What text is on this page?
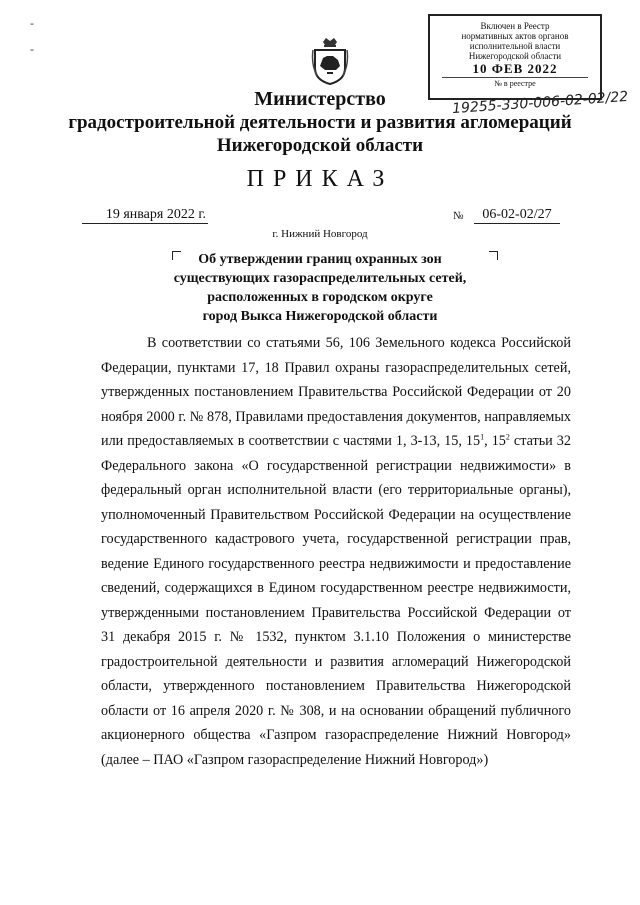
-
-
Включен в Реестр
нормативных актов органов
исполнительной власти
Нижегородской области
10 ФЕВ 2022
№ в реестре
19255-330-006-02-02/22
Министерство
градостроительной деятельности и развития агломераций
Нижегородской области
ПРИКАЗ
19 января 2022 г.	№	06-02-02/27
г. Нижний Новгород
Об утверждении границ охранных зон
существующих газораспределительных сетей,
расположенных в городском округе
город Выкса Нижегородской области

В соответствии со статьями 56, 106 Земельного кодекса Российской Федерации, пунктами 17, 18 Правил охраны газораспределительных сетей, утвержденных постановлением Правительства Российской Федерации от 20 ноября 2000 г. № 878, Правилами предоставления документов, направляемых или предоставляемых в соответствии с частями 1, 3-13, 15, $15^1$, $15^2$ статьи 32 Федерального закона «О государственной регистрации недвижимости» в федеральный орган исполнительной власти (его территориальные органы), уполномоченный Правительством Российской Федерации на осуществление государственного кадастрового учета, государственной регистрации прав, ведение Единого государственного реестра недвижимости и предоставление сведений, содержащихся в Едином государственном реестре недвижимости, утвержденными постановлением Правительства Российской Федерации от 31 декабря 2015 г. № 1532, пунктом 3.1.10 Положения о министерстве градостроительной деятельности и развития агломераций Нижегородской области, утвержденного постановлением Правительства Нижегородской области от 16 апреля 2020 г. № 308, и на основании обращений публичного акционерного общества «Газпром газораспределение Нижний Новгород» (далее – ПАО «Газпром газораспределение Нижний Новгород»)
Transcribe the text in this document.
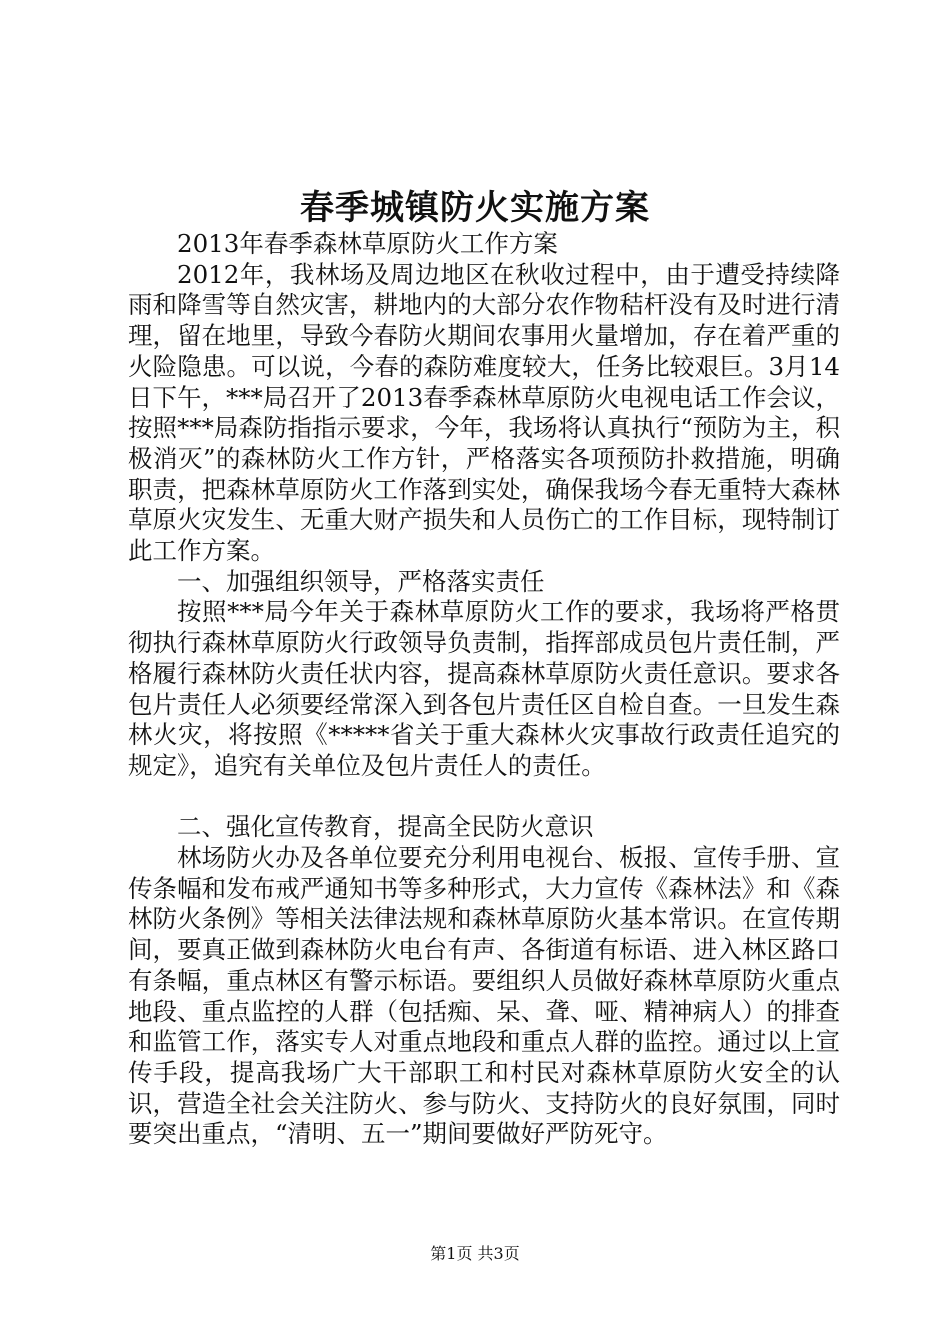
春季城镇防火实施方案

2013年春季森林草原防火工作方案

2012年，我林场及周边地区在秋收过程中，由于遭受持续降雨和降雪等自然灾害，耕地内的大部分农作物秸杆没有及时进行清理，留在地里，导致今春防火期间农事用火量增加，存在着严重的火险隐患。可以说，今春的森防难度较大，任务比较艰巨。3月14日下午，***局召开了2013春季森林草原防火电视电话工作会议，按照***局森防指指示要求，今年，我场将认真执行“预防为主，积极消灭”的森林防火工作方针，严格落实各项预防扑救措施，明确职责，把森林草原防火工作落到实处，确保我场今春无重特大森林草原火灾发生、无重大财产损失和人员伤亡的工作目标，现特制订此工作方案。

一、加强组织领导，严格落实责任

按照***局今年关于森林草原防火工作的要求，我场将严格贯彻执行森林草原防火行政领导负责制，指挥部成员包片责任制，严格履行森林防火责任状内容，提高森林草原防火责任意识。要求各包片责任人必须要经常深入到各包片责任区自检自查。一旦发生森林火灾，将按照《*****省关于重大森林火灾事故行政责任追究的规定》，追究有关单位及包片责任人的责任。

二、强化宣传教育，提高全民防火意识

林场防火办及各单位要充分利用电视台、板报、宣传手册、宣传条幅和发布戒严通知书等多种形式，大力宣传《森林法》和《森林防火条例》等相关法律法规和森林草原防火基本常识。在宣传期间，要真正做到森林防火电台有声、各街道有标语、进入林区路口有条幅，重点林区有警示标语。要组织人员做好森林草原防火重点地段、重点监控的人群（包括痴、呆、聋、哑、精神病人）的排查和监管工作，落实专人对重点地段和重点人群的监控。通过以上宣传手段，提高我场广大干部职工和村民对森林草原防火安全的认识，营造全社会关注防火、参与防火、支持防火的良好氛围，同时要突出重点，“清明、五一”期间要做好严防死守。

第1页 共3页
- - - -
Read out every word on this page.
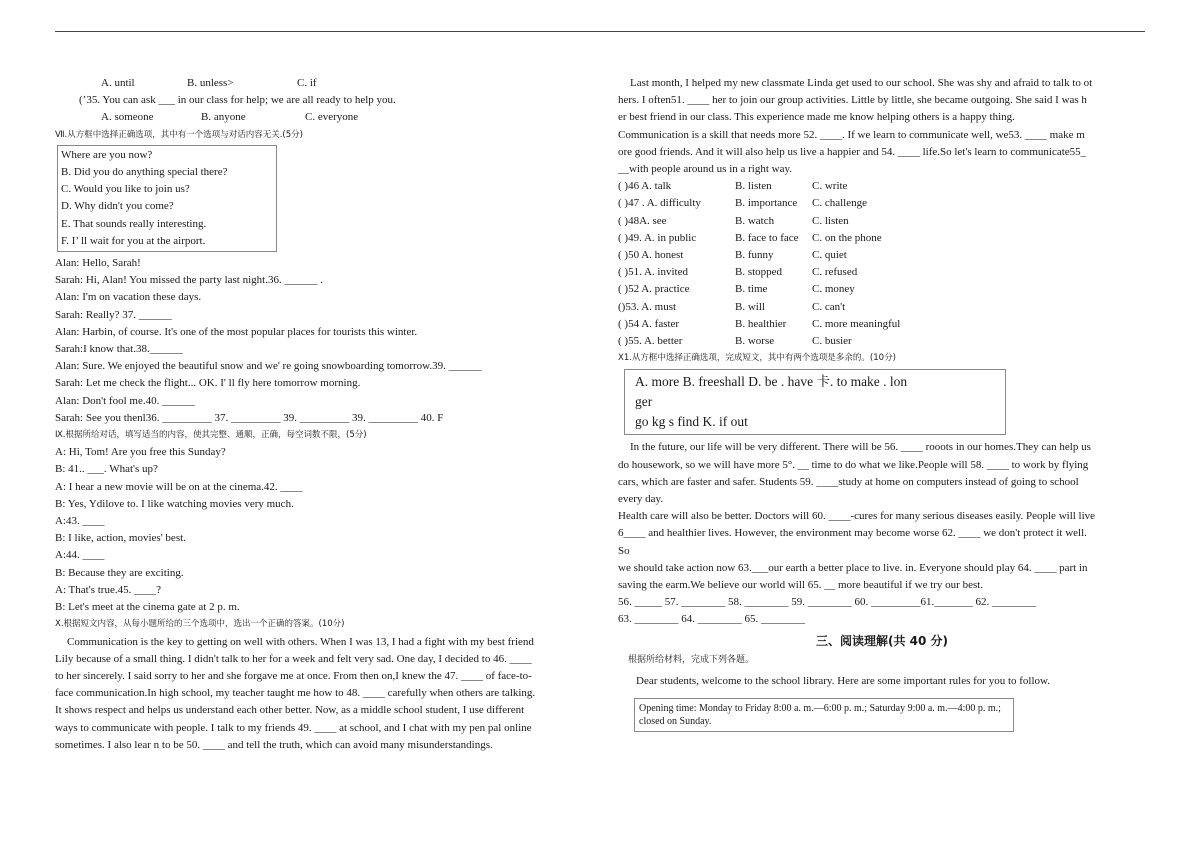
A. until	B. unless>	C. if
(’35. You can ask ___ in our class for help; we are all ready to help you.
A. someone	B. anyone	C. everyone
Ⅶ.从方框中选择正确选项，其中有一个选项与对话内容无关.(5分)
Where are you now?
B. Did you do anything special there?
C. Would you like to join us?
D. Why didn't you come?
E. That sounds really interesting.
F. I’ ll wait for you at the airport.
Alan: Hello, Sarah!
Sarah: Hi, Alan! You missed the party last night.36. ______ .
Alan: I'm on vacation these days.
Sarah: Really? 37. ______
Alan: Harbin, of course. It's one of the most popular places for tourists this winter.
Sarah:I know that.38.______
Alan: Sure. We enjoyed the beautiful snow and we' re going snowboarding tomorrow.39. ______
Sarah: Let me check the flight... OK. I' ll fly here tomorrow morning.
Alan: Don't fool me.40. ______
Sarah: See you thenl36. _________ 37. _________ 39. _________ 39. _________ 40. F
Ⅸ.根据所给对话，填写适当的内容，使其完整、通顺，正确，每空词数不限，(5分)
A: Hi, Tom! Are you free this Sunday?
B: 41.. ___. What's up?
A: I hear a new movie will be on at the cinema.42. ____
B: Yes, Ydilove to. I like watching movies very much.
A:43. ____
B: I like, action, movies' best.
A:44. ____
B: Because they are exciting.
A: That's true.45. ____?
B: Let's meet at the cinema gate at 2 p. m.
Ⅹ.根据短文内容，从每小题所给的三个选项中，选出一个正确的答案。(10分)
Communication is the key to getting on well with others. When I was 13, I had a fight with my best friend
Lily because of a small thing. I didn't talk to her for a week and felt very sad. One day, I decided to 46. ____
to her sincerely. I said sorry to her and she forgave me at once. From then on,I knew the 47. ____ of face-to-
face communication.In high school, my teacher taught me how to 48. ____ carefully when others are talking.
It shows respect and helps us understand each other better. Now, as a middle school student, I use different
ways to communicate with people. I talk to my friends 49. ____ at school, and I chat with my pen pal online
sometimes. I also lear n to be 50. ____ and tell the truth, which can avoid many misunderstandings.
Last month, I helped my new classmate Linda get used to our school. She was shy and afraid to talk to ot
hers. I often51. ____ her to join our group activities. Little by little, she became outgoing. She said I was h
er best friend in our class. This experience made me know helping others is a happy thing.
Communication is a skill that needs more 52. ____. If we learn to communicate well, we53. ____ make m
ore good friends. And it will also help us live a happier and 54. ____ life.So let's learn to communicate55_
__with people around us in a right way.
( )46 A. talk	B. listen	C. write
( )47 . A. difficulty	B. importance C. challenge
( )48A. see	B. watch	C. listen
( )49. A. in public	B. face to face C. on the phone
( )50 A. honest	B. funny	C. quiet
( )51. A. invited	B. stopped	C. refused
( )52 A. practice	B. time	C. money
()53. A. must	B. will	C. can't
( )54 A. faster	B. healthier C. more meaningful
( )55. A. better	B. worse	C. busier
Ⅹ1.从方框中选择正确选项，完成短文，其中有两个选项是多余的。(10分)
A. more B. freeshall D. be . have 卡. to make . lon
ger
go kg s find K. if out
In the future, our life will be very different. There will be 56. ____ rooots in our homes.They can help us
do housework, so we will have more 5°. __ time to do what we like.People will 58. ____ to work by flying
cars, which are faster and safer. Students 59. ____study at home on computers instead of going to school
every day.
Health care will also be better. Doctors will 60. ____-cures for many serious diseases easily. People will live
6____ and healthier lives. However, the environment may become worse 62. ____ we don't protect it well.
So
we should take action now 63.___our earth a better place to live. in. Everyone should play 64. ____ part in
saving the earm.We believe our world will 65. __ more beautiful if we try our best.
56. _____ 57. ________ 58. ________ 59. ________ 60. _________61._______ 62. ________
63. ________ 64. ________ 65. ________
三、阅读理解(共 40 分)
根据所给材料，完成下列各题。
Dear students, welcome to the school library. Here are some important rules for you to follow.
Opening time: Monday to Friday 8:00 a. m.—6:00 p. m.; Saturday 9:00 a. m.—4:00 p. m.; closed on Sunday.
- - - -
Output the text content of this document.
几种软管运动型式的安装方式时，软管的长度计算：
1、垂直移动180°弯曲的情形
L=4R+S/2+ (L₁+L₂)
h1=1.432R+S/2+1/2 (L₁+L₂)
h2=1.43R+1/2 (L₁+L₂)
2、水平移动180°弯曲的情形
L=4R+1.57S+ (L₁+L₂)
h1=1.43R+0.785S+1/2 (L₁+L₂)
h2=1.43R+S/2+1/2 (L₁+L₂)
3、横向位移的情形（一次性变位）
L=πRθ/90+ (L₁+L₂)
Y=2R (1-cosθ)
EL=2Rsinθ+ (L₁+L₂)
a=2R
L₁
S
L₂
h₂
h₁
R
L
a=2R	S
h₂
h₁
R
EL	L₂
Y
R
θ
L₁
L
- - - -
Problem description ▸ Extract every line containing the string "more" from the data above.

Answer for this exercise ▸
Communication is a skill that needs more 52. ____. If we learn to communicate well, we53. ____ make m
( )54 A. faster	B. healthier C. more meaningful
A. more B. freeshall D. be . have 卡. to make . lon
do housework, so we will have more 5°. __ time to do what we like.People will 58. ____ to work by flying
saving the earm.We believe our world will 65. __ more beautiful if we try our best.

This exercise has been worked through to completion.